__Exercise__:
Return only the number of lines holding the word "pero".

__Recorded data__:
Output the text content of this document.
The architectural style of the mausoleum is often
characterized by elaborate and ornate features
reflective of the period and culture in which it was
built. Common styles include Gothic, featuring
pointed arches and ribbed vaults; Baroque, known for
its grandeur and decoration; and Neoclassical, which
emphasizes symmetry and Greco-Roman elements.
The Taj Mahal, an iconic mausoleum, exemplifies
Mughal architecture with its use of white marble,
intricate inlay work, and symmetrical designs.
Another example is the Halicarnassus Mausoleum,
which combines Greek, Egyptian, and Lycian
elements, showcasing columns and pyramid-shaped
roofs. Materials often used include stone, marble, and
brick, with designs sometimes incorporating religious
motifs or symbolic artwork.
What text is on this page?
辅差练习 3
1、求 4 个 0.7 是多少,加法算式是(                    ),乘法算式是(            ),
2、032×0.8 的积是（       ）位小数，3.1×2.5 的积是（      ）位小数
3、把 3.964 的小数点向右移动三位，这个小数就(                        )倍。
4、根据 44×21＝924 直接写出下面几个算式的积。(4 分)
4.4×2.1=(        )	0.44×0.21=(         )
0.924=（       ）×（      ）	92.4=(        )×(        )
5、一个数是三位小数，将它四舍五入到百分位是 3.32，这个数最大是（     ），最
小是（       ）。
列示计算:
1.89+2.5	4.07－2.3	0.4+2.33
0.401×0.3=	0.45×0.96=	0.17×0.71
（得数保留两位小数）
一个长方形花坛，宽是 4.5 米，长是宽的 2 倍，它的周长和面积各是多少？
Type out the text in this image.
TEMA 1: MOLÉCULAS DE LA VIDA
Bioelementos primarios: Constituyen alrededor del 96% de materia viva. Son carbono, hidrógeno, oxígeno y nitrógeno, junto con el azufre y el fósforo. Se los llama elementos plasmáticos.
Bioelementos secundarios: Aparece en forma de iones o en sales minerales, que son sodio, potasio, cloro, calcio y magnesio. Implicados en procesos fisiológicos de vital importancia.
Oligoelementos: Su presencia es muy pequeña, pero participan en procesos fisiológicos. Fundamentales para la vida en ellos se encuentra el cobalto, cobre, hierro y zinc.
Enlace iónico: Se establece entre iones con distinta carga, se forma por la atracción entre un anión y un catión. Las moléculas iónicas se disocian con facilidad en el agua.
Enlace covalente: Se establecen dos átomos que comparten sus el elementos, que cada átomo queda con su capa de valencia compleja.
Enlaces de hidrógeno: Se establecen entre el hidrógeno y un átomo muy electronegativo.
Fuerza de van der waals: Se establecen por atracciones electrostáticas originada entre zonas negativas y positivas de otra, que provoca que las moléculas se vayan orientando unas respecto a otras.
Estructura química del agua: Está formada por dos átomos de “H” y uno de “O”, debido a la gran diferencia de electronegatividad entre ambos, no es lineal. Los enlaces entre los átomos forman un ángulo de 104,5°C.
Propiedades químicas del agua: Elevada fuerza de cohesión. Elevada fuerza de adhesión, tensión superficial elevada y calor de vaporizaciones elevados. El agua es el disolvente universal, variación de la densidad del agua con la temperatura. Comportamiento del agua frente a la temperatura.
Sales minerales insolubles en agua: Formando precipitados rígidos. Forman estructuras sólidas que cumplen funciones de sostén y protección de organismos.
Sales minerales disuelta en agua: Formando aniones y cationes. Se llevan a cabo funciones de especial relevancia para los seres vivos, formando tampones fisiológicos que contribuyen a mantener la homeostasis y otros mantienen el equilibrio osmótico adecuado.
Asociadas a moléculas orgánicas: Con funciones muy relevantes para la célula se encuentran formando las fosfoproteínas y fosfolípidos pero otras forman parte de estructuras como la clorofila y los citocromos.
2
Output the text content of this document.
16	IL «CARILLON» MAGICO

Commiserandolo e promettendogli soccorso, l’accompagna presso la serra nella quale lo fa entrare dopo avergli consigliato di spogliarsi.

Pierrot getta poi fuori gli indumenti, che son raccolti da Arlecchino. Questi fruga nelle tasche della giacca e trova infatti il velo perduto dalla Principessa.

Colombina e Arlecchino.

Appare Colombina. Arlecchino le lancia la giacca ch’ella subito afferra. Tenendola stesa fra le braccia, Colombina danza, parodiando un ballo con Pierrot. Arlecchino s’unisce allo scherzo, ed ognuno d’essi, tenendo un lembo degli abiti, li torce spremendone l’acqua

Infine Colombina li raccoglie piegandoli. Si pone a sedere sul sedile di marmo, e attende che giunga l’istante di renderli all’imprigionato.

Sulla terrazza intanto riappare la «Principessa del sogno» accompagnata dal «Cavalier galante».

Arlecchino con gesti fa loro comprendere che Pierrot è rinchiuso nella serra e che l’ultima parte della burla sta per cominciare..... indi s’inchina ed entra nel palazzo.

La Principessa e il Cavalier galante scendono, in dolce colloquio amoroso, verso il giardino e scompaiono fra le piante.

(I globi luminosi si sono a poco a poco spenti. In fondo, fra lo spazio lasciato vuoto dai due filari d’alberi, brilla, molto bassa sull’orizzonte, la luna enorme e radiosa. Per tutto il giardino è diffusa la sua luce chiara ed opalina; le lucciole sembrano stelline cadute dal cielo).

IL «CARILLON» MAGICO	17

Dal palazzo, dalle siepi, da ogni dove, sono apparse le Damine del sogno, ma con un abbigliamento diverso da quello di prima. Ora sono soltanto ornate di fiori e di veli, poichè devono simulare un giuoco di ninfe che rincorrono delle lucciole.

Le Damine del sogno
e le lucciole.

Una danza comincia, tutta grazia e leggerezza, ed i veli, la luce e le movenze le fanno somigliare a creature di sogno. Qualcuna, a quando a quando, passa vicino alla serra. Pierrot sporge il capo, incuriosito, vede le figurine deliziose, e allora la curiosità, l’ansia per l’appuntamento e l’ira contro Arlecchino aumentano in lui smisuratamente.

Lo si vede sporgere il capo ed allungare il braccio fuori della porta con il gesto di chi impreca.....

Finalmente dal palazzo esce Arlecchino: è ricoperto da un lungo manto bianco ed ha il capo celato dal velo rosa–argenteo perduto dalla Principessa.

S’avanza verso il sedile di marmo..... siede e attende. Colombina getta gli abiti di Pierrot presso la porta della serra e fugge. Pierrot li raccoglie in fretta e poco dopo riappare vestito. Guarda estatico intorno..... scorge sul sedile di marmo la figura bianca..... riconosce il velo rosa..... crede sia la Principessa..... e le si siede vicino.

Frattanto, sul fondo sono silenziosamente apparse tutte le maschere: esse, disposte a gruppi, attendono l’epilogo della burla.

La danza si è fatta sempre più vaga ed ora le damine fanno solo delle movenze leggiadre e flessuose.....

__Output below__:
2